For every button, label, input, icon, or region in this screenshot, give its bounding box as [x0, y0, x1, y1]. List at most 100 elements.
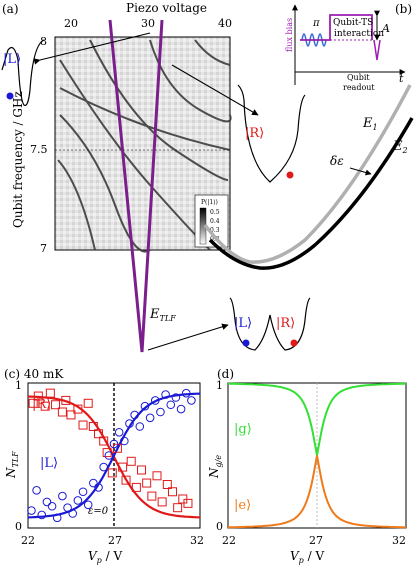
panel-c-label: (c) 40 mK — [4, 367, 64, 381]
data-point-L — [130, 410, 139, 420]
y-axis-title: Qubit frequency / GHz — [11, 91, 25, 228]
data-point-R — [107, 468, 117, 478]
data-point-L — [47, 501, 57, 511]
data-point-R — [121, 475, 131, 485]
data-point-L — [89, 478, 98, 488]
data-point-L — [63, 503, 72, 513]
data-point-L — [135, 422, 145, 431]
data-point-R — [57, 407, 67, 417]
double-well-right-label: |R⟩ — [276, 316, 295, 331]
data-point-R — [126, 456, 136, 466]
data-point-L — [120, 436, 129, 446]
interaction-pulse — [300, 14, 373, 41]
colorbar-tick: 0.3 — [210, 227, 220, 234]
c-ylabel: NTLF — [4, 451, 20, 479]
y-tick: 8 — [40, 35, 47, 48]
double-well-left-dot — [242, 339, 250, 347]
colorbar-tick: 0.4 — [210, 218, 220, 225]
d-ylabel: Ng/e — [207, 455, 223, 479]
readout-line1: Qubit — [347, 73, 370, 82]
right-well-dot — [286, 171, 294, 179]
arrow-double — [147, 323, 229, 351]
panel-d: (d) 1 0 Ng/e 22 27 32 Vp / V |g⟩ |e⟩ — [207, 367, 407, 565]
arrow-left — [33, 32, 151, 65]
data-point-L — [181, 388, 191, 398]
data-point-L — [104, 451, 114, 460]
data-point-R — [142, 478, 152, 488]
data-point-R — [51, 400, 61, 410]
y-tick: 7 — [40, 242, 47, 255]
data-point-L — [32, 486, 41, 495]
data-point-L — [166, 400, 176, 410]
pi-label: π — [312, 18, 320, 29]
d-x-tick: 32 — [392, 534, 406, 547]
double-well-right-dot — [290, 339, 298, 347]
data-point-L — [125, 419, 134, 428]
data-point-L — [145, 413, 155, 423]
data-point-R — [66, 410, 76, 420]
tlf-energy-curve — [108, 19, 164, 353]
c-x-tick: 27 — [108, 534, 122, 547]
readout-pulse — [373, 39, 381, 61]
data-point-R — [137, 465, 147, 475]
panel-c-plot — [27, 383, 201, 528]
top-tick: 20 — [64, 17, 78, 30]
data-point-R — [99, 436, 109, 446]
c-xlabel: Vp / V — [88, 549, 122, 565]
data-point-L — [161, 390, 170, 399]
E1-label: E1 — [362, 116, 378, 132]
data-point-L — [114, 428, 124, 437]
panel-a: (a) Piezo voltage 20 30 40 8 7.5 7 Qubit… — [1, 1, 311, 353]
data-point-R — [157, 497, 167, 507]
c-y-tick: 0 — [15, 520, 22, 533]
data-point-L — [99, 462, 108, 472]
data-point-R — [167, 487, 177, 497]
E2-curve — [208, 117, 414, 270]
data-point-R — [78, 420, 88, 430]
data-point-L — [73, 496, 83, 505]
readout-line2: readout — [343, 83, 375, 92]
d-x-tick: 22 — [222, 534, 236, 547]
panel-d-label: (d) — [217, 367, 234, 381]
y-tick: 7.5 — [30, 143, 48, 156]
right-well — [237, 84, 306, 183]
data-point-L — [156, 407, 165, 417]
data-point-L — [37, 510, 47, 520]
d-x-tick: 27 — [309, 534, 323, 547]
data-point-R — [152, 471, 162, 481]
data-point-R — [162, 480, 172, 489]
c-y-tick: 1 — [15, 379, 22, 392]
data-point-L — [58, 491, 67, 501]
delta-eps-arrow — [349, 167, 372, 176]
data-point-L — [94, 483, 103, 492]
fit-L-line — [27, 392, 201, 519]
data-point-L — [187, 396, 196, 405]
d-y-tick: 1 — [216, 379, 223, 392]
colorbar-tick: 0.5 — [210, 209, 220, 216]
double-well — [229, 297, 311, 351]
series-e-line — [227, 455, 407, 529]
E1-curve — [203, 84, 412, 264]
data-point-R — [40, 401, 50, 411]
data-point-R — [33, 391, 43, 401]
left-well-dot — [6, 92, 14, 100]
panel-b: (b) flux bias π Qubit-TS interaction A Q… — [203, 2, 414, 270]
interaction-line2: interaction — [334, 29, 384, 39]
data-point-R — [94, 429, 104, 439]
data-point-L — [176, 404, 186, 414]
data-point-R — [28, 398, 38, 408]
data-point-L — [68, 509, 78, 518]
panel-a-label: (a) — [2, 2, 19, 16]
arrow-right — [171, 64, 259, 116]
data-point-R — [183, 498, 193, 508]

TO DO:
Give the lines of the items above as a numbered list, skipping any blank lines: begin at the line that contains "panel-c-label: (c) 40 mK — [4, 367, 64, 381]" and stop after the line that contains "data-point-L — [89, 478, 98, 488]", with both of those lines included.

WRITTEN RESPONSE:
1. panel-c-label: (c) 40 mK — [4, 367, 64, 381]
2. data-point-L — [130, 410, 139, 420]
3. y-axis-title: Qubit frequency / GHz — [11, 91, 25, 228]
4. data-point-R — [107, 468, 117, 478]
5. data-point-L — [47, 501, 57, 511]
6. data-point-R — [121, 475, 131, 485]
7. data-point-L — [89, 478, 98, 488]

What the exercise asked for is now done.